== WHAT IS EXPECTED ==
Write out the complete material exactly as it stands.
======== MATERIAL FOR THIS TASK
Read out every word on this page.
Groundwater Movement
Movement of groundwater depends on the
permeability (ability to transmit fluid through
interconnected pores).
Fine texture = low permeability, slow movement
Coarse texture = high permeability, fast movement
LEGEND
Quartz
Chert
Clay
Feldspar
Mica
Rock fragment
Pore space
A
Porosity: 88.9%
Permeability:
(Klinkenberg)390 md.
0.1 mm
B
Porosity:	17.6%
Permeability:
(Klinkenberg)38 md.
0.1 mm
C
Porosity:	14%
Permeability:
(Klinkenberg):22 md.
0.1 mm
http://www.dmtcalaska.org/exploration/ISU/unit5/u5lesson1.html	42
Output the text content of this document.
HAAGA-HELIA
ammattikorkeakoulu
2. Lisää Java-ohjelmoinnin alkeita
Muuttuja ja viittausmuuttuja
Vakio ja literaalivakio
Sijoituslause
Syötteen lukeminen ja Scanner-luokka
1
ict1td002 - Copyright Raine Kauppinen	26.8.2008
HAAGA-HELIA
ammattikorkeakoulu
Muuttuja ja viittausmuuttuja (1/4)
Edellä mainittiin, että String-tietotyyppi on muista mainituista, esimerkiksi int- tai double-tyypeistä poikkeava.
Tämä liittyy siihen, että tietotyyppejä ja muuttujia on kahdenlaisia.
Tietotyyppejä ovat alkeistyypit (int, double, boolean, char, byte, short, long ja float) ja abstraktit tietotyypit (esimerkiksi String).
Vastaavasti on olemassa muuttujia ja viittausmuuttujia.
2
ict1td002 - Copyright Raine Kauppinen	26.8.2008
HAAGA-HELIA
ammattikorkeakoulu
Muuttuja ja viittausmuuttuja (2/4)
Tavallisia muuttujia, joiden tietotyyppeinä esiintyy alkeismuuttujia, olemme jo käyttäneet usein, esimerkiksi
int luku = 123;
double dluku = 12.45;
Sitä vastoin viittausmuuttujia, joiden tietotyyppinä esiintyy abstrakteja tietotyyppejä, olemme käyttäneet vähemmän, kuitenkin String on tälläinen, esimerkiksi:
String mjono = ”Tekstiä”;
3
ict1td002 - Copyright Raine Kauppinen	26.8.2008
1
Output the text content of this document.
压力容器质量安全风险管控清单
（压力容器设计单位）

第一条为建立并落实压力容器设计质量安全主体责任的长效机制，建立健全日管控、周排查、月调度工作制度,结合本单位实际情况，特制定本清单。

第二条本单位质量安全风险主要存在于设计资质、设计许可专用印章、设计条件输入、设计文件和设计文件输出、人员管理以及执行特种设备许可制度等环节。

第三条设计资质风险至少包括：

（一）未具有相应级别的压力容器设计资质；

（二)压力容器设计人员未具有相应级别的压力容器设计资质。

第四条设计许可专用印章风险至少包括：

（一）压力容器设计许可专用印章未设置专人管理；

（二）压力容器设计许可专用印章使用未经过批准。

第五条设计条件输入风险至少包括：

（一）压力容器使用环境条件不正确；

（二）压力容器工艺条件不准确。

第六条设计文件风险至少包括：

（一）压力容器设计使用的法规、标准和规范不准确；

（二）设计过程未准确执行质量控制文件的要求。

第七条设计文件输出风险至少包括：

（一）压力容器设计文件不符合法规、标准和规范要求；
================
== FULL ANSWER ==
Read out every word on this page.
Groundwater Movement
Movement of groundwater depends on the
permeability (ability to transmit fluid through
interconnected pores).
Fine texture = low permeability, slow movement
Coarse texture = high permeability, fast movement
LEGEND
Quartz
Chert
Clay
Feldspar
Mica
Rock fragment
Pore space
A
Porosity: 88.9%
Permeability:
(Klinkenberg)390 md.
0.1 mm
B
Porosity:	17.6%
Permeability:
(Klinkenberg)38 md.
0.1 mm
C
Porosity:	14%
Permeability:
(Klinkenberg):22 md.
0.1 mm
http://www.dmtcalaska.org/exploration/ISU/unit5/u5lesson1.html	42
Output the text content of this document.
HAAGA-HELIA
ammattikorkeakoulu
2. Lisää Java-ohjelmoinnin alkeita
Muuttuja ja viittausmuuttuja
Vakio ja literaalivakio
Sijoituslause
Syötteen lukeminen ja Scanner-luokka
1
ict1td002 - Copyright Raine Kauppinen	26.8.2008
HAAGA-HELIA
ammattikorkeakoulu
Muuttuja ja viittausmuuttuja (1/4)
Edellä mainittiin, että String-tietotyyppi on muista mainituista, esimerkiksi int- tai double-tyypeistä poikkeava.
Tämä liittyy siihen, että tietotyyppejä ja muuttujia on kahdenlaisia.
Tietotyyppejä ovat alkeistyypit (int, double, boolean, char, byte, short, long ja float) ja abstraktit tietotyypit (esimerkiksi String).
Vastaavasti on olemassa muuttujia ja viittausmuuttujia.
2
ict1td002 - Copyright Raine Kauppinen	26.8.2008
HAAGA-HELIA
ammattikorkeakoulu
Muuttuja ja viittausmuuttuja (2/4)
Tavallisia muuttujia, joiden tietotyyppeinä esiintyy alkeismuuttujia, olemme jo käyttäneet usein, esimerkiksi
int luku = 123;
double dluku = 12.45;
Sitä vastoin viittausmuuttujia, joiden tietotyyppinä esiintyy abstrakteja tietotyyppejä, olemme käyttäneet vähemmän, kuitenkin String on tälläinen, esimerkiksi:
String mjono = ”Tekstiä”;
3
ict1td002 - Copyright Raine Kauppinen	26.8.2008
1
Output the text content of this document.
压力容器质量安全风险管控清单
（压力容器设计单位）

第一条为建立并落实压力容器设计质量安全主体责任的长效机制，建立健全日管控、周排查、月调度工作制度,结合本单位实际情况，特制定本清单。

第二条本单位质量安全风险主要存在于设计资质、设计许可专用印章、设计条件输入、设计文件和设计文件输出、人员管理以及执行特种设备许可制度等环节。

第三条设计资质风险至少包括：

（一）未具有相应级别的压力容器设计资质；

（二)压力容器设计人员未具有相应级别的压力容器设计资质。

第四条设计许可专用印章风险至少包括：

（一）压力容器设计许可专用印章未设置专人管理；

（二）压力容器设计许可专用印章使用未经过批准。

第五条设计条件输入风险至少包括：

（一）压力容器使用环境条件不正确；

（二）压力容器工艺条件不准确。

第六条设计文件风险至少包括：

（一）压力容器设计使用的法规、标准和规范不准确；

（二）设计过程未准确执行质量控制文件的要求。

第七条设计文件输出风险至少包括：

（一）压力容器设计文件不符合法规、标准和规范要求；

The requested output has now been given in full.